* _Written problem_: Work out the number of lines with "como" in them. Reply with that number and no other words.
==== Extracted material ====
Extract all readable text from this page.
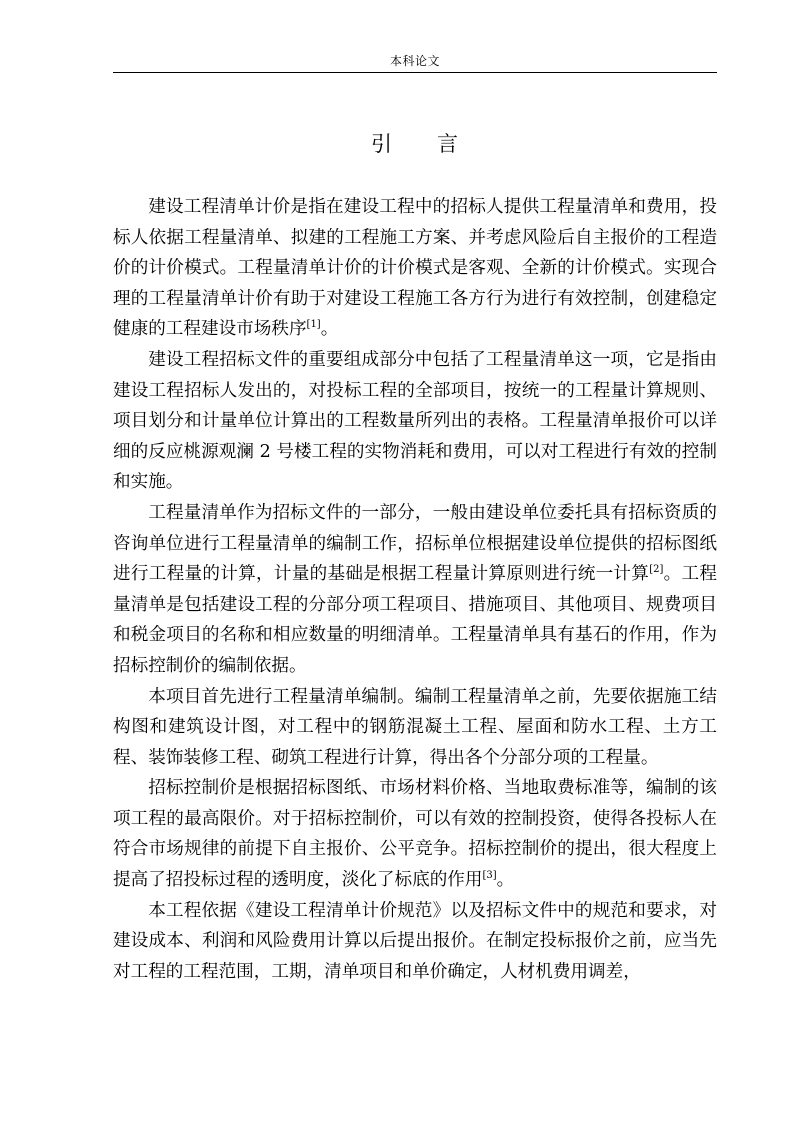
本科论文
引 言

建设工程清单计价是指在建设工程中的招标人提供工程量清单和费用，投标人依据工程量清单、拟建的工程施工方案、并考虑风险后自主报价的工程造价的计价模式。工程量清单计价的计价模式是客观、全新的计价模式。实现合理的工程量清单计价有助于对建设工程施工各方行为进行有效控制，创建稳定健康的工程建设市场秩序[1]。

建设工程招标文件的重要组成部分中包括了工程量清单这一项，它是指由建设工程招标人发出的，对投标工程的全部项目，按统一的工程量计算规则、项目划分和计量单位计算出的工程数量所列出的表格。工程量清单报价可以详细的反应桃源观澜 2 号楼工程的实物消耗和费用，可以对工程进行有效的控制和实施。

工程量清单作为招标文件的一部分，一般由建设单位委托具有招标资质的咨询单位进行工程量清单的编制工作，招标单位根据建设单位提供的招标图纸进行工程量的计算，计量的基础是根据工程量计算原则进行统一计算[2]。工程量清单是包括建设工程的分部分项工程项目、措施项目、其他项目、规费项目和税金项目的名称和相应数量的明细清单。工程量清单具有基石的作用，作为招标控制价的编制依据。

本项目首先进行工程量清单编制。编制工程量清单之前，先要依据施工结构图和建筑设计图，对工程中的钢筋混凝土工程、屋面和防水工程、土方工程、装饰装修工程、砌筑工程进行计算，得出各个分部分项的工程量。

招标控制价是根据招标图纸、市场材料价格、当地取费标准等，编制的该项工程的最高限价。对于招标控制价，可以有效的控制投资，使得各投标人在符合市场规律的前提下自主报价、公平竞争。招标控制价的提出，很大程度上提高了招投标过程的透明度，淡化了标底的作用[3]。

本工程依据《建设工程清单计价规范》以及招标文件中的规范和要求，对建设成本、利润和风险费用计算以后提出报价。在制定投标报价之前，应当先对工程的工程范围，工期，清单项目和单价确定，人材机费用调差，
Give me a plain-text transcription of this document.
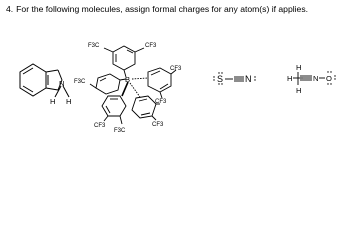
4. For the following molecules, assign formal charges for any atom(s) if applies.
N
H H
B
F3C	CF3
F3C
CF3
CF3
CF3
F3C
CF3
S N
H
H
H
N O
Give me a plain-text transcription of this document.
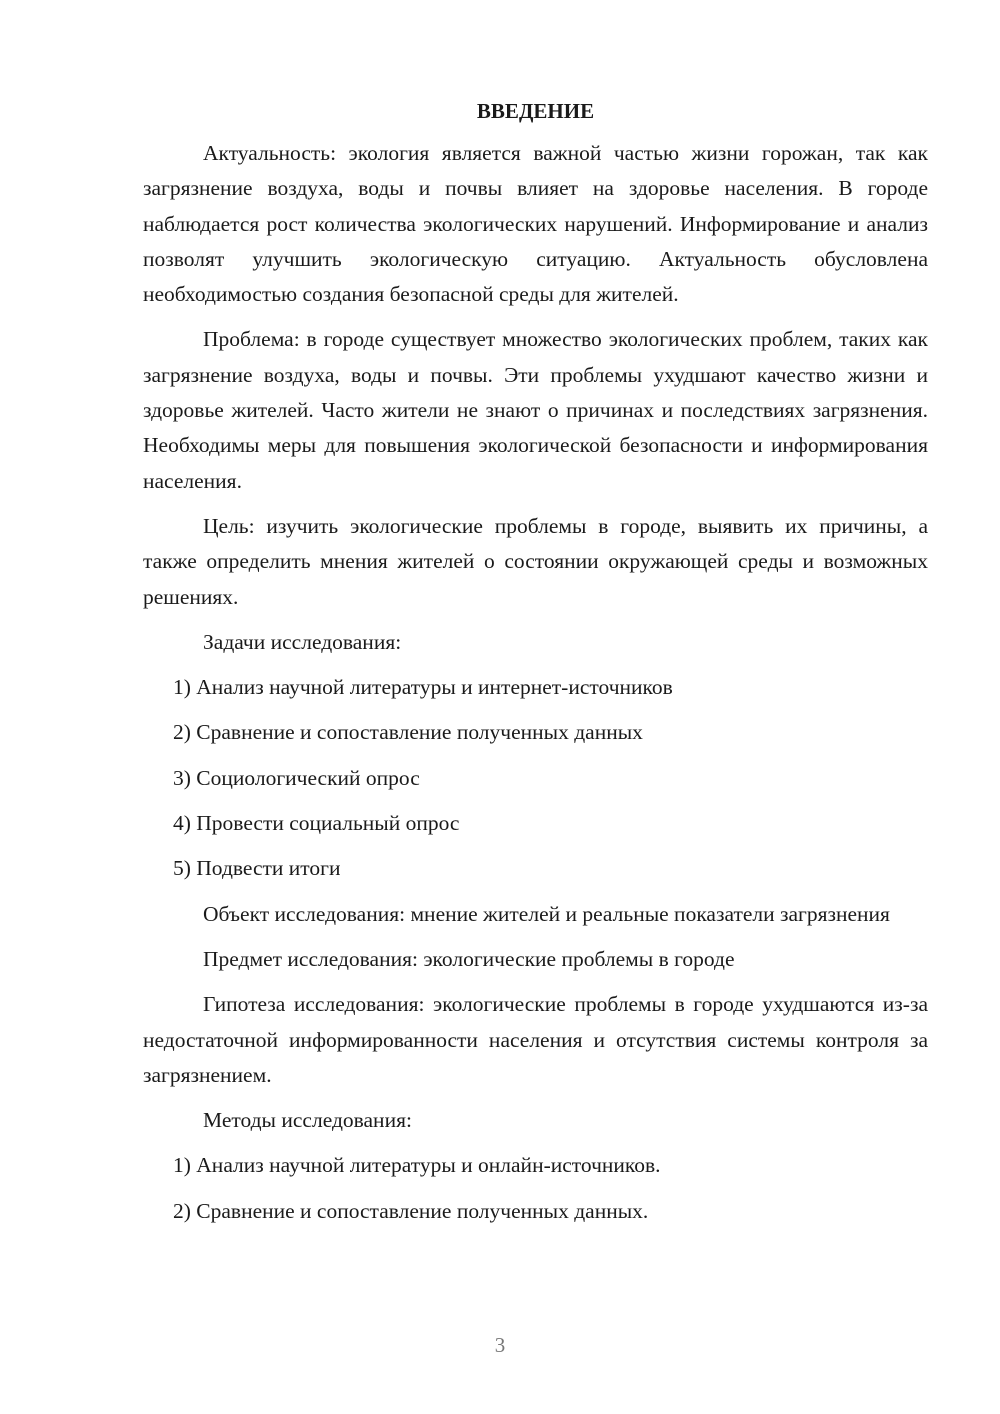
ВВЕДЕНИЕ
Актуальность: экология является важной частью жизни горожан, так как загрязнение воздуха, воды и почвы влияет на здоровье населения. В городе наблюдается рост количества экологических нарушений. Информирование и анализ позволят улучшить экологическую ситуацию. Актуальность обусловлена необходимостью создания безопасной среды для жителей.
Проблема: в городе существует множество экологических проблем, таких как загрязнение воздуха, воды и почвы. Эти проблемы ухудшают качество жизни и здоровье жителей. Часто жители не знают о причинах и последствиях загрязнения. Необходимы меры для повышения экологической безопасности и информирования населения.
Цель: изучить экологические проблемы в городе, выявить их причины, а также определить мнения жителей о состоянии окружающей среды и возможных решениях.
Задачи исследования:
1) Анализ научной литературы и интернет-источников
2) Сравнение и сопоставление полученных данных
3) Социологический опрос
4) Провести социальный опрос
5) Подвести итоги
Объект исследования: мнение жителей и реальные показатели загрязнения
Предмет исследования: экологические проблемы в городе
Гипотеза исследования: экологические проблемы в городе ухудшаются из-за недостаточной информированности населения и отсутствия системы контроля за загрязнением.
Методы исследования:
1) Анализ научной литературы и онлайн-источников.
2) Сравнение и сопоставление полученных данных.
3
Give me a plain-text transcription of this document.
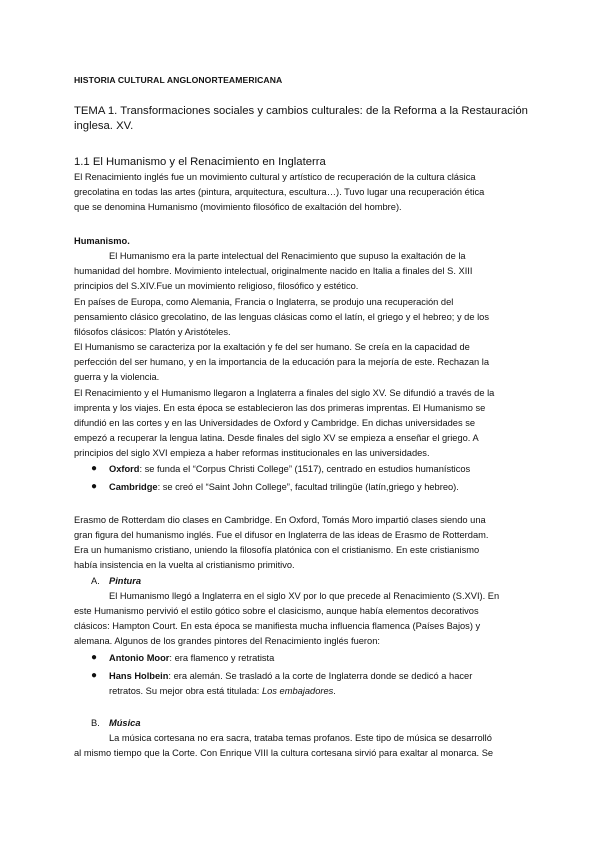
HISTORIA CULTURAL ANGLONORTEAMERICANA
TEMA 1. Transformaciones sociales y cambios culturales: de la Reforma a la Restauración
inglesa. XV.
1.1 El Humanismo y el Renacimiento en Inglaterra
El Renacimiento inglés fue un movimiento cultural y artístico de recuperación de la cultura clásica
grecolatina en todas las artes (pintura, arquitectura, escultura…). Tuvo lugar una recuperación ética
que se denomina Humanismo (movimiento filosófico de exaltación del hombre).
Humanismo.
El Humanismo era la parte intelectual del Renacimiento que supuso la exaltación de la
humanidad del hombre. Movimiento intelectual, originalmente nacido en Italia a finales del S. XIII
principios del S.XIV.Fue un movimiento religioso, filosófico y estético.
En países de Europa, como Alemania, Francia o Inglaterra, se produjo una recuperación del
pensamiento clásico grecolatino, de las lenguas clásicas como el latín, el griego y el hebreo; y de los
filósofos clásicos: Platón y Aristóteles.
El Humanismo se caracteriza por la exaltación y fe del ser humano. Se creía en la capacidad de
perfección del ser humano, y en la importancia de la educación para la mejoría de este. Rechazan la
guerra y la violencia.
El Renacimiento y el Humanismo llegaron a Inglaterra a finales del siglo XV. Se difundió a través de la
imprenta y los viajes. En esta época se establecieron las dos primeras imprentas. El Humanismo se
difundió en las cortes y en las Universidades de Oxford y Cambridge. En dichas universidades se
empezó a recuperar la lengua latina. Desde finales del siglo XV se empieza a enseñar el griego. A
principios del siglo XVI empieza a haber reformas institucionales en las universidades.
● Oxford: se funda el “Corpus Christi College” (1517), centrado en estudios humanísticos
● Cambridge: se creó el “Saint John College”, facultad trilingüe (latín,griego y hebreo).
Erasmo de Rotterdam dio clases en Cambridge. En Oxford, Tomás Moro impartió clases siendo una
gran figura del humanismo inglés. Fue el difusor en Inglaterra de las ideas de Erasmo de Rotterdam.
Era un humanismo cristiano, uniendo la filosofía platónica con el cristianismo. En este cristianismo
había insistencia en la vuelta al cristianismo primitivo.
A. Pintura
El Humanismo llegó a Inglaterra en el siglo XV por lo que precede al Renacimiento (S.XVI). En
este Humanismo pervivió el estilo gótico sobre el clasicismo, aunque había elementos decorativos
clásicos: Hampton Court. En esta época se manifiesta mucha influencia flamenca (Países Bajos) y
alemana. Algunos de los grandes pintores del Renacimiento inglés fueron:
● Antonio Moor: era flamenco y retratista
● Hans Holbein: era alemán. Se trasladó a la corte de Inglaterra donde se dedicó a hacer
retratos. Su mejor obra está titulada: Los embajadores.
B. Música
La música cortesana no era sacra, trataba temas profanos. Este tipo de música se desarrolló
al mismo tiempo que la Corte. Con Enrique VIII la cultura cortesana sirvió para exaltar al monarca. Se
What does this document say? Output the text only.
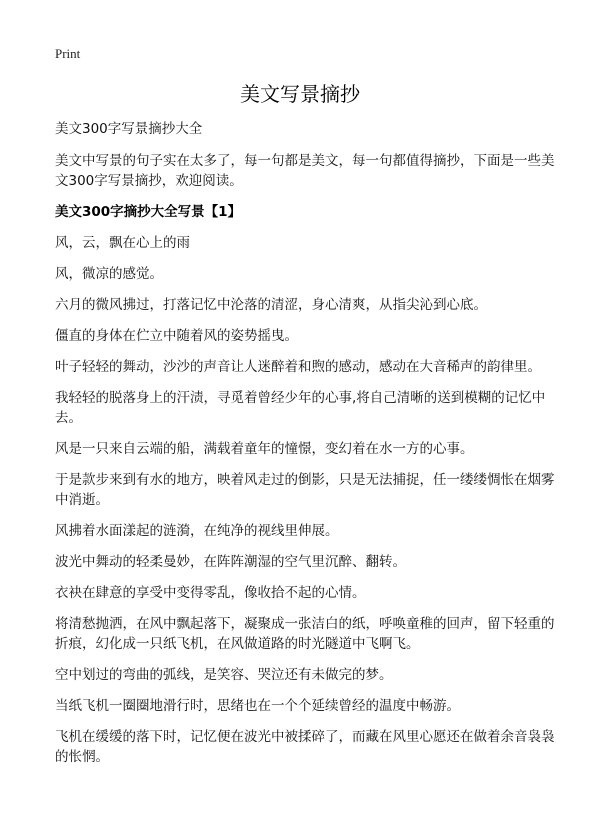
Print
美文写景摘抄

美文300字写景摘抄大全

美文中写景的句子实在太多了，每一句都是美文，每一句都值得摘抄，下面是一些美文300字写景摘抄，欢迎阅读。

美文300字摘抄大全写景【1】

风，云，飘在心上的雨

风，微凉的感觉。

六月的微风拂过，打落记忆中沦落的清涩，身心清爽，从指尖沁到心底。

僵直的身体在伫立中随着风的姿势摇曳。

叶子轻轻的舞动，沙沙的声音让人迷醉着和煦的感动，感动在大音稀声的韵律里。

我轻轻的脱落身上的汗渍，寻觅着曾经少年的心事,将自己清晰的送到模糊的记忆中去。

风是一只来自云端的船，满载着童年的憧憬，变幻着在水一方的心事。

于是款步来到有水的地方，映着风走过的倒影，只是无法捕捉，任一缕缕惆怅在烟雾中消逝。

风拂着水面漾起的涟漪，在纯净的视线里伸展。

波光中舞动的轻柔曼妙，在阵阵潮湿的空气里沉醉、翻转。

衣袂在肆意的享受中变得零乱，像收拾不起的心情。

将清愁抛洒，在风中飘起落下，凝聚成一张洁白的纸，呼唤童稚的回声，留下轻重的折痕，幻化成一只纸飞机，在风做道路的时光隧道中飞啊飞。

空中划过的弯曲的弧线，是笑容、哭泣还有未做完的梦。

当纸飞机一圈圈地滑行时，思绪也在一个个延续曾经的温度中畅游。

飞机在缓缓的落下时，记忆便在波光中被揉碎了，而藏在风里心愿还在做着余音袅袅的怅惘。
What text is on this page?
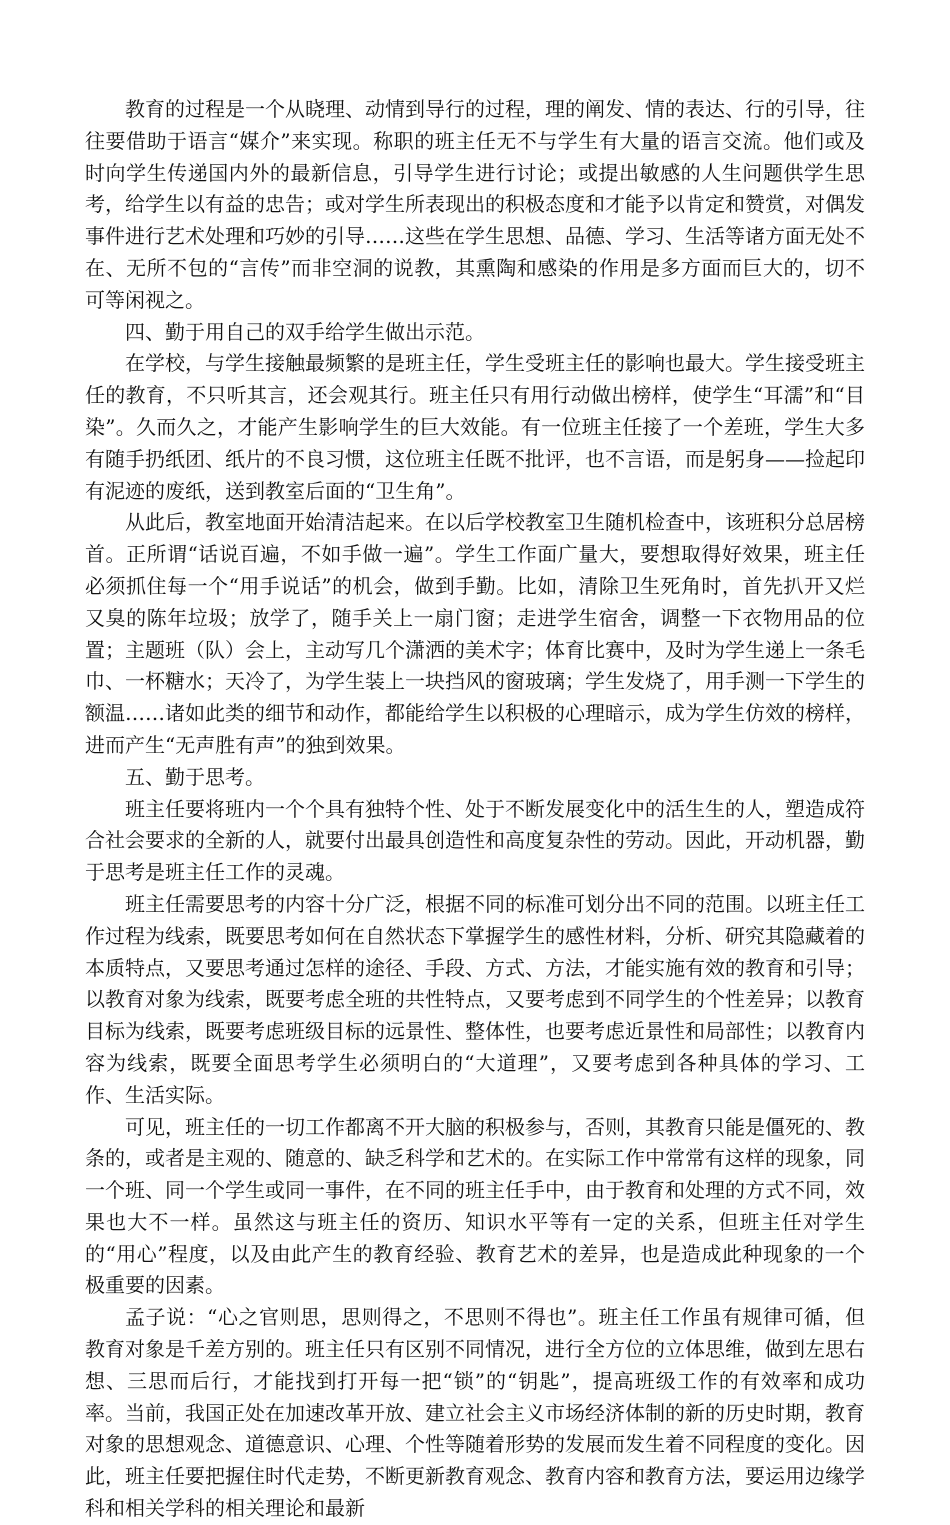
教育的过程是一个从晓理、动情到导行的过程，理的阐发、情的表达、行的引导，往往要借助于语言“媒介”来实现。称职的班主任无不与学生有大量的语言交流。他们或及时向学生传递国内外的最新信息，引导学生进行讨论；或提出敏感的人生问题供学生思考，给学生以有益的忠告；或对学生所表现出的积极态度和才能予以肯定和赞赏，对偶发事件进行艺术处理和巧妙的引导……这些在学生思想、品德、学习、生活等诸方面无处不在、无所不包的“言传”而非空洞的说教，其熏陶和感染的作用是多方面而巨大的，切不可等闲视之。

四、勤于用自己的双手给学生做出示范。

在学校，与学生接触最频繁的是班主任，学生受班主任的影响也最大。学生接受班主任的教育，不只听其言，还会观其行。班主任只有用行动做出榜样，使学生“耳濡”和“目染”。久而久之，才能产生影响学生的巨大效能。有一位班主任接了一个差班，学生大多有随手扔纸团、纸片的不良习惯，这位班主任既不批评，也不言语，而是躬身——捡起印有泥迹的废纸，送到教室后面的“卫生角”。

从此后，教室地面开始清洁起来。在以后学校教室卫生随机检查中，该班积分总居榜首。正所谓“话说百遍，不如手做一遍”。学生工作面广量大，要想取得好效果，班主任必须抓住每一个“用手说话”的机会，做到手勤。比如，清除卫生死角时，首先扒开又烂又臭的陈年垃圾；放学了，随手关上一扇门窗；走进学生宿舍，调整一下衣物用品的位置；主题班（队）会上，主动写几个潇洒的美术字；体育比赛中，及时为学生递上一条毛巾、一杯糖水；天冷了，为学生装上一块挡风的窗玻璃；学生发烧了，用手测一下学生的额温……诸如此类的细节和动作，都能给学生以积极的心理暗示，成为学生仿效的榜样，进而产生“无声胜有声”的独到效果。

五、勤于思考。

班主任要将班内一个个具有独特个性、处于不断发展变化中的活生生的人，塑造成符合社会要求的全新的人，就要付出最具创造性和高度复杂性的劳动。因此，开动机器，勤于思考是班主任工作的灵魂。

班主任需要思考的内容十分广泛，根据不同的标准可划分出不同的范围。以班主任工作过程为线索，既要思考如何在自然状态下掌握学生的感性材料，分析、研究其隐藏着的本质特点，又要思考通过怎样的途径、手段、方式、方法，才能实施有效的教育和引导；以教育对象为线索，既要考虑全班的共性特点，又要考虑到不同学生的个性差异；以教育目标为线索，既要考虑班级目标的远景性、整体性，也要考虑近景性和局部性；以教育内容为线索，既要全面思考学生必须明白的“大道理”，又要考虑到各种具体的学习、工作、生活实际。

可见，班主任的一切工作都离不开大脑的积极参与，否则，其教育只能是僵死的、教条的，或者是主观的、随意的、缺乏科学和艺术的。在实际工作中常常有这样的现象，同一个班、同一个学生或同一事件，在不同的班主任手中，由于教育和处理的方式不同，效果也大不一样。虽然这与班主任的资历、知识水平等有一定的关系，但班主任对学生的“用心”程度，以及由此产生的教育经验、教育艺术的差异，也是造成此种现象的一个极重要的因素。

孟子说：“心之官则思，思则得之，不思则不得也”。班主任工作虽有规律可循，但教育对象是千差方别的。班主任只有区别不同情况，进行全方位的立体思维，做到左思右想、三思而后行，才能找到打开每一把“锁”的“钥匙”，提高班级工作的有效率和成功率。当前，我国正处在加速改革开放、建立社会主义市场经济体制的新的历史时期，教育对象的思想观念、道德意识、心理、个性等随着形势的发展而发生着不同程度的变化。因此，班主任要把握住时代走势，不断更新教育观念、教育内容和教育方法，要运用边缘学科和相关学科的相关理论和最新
====
* _Exercise output_: 2